- **WORK INSTRUCTIONS**
Each line that holds the word "light" counts once; report how many lines do so and nothing else.

- **INFORMATION GIVEN**
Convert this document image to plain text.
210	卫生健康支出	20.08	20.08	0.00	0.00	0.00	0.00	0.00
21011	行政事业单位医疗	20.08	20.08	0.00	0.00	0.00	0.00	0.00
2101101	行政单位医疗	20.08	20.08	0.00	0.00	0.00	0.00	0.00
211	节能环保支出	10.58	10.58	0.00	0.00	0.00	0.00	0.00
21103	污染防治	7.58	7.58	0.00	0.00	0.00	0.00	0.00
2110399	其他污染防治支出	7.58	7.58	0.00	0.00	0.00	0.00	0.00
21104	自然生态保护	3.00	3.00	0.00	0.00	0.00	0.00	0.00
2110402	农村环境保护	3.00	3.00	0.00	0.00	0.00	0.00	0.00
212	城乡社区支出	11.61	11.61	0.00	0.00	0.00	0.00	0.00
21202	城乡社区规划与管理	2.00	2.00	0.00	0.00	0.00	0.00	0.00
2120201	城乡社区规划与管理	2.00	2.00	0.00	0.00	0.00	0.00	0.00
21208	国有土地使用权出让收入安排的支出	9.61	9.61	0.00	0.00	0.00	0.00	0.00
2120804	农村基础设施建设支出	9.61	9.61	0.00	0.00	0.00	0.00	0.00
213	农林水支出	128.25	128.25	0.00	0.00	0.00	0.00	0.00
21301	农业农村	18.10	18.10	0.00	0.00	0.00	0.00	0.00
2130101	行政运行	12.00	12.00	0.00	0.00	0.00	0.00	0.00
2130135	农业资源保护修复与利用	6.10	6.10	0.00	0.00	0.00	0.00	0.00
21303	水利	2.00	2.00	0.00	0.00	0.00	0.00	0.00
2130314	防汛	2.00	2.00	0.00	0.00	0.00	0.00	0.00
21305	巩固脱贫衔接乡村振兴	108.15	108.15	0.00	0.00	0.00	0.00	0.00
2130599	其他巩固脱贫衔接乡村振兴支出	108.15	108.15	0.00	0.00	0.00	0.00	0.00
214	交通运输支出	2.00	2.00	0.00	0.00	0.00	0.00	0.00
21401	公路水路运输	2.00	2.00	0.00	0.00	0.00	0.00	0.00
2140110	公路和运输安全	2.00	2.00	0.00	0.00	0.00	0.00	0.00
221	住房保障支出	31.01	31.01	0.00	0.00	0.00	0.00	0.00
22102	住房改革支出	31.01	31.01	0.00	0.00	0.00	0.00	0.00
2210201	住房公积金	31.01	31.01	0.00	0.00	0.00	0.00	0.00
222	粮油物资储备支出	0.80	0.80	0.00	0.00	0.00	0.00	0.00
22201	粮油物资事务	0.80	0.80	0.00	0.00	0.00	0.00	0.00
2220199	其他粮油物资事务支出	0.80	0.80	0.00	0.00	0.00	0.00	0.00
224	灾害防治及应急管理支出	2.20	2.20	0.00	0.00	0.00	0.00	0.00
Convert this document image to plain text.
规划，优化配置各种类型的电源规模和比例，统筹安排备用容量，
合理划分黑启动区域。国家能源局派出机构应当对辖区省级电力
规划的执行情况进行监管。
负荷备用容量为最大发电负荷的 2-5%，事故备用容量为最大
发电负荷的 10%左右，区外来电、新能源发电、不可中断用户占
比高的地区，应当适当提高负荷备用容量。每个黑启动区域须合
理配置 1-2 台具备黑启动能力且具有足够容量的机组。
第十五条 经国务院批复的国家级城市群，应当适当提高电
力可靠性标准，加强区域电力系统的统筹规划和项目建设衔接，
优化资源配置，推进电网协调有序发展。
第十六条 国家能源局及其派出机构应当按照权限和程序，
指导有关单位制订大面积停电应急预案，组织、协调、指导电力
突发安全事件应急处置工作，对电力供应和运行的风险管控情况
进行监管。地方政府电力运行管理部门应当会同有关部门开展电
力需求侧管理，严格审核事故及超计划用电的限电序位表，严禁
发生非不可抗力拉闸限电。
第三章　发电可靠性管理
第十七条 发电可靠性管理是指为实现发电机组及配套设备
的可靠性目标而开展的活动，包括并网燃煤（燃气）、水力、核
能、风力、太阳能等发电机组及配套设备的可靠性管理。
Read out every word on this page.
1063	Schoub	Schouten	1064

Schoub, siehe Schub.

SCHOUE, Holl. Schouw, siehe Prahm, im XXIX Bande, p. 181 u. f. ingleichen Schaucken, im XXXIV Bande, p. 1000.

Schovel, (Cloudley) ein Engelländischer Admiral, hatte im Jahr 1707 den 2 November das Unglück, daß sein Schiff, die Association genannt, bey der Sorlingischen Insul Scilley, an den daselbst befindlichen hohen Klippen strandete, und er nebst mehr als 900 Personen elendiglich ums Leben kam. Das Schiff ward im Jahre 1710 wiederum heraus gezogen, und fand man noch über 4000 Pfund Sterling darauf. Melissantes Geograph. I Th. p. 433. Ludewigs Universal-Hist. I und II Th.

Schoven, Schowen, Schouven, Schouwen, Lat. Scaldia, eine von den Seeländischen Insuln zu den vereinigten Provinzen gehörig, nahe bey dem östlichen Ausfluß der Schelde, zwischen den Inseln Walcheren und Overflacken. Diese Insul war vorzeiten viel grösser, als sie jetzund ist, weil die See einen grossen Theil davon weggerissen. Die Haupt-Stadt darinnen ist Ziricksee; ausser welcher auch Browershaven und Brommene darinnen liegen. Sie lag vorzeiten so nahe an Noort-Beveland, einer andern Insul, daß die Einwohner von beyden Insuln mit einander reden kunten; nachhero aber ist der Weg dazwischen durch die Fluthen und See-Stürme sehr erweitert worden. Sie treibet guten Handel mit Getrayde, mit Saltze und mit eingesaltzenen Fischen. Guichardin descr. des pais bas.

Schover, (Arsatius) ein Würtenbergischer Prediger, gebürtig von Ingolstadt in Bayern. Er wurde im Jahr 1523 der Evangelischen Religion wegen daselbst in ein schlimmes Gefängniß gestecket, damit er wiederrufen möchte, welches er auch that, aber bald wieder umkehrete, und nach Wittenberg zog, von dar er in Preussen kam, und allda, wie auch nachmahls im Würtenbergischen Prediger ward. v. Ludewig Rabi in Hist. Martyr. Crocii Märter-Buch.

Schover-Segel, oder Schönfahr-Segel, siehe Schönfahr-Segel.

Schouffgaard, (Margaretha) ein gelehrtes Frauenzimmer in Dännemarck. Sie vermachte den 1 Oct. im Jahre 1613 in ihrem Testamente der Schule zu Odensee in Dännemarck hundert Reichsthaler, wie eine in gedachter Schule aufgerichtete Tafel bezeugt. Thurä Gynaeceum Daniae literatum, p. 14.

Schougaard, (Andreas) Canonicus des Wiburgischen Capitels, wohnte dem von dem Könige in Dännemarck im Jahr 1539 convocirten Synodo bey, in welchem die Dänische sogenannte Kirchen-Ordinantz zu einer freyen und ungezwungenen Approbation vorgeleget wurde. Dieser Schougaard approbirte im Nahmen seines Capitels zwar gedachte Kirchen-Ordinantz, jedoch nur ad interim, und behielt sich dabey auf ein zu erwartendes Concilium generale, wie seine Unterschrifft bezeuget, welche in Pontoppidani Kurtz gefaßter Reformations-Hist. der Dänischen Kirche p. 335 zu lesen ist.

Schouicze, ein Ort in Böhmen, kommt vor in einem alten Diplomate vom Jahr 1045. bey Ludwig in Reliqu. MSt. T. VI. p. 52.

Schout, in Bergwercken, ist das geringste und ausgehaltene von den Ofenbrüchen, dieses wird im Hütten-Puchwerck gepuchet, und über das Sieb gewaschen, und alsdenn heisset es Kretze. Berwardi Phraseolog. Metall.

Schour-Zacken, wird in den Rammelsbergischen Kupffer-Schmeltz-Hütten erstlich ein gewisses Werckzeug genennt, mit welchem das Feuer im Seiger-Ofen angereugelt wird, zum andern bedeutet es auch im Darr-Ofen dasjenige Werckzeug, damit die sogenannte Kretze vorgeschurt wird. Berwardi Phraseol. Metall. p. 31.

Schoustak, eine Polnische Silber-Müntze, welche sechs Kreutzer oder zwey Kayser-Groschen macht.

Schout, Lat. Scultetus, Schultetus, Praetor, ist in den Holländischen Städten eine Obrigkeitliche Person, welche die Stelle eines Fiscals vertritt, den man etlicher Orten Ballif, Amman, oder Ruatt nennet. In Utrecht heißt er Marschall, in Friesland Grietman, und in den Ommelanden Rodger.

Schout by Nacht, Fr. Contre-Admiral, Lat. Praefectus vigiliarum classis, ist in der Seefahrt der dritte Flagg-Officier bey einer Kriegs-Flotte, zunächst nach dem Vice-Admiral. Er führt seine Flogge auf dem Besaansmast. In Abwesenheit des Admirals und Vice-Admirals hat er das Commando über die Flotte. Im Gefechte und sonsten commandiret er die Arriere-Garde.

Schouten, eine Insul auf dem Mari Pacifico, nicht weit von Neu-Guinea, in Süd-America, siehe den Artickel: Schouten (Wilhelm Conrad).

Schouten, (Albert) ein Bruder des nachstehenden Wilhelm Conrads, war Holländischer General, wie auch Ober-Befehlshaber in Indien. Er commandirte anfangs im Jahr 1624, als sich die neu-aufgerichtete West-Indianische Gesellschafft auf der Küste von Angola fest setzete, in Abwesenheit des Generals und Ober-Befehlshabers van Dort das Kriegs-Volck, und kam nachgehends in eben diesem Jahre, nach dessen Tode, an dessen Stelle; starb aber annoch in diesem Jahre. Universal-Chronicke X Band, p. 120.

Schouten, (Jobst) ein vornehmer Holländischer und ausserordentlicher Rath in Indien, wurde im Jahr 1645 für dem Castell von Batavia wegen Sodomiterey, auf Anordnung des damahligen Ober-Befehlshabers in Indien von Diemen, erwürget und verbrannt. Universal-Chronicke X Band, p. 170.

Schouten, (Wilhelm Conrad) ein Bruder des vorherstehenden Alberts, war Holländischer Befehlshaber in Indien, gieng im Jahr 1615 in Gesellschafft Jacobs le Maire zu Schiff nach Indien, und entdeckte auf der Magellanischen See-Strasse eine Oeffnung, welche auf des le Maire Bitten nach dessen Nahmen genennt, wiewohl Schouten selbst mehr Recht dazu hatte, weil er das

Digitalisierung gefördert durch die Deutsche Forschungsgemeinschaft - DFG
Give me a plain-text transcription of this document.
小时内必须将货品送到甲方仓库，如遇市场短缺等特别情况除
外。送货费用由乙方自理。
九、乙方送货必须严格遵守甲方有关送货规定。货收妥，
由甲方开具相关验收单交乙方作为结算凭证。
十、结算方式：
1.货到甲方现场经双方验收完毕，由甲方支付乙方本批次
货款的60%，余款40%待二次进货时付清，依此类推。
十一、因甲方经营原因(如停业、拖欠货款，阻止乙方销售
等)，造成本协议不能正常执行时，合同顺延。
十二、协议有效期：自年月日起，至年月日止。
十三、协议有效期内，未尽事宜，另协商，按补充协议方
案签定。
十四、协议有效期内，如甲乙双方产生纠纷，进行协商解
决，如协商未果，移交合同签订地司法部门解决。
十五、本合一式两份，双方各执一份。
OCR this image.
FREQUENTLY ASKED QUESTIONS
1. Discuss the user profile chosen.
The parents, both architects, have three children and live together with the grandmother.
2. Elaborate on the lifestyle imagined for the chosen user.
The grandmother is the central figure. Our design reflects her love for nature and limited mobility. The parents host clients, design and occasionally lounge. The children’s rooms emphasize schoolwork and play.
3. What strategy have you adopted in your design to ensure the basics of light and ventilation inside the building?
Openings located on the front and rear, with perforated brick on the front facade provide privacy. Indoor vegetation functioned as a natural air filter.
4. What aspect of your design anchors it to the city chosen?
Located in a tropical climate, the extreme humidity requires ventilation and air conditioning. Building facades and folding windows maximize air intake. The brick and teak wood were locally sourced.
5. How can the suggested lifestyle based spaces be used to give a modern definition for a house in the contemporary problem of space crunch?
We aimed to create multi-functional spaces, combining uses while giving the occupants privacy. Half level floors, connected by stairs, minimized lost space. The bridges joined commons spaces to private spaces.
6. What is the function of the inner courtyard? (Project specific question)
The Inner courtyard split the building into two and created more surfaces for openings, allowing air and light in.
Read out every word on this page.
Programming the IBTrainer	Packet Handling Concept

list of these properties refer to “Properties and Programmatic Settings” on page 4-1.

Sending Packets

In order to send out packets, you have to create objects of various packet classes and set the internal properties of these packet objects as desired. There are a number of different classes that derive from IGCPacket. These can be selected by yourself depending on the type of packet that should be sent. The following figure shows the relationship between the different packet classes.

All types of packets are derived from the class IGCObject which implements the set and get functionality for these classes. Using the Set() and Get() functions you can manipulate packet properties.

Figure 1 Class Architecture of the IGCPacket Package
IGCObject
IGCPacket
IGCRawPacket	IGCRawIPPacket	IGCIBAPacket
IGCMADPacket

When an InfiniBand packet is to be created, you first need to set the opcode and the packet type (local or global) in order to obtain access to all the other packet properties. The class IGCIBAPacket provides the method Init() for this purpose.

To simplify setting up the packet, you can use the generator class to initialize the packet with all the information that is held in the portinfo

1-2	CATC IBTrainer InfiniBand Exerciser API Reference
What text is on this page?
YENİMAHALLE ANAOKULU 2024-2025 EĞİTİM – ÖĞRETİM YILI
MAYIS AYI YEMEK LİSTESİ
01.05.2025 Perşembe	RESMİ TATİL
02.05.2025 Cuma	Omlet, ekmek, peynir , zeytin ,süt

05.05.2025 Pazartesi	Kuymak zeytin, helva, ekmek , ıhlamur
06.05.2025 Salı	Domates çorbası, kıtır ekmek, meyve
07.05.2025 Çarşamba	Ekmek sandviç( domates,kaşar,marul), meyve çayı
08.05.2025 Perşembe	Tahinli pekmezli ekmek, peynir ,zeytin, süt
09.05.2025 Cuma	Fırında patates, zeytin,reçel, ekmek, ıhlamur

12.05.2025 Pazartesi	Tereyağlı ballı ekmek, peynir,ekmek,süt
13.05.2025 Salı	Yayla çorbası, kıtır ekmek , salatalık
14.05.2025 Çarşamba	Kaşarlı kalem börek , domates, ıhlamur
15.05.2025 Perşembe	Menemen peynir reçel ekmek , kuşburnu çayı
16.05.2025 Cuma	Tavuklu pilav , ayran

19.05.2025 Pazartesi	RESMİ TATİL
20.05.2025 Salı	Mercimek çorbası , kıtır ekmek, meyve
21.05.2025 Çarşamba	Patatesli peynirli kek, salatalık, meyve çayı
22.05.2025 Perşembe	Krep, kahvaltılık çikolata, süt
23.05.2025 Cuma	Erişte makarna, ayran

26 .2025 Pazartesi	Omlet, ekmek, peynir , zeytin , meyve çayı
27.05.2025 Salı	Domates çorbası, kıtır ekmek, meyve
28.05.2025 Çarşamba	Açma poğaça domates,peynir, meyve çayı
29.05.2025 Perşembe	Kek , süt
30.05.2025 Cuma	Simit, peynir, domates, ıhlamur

- **WRITTEN REPLY**
2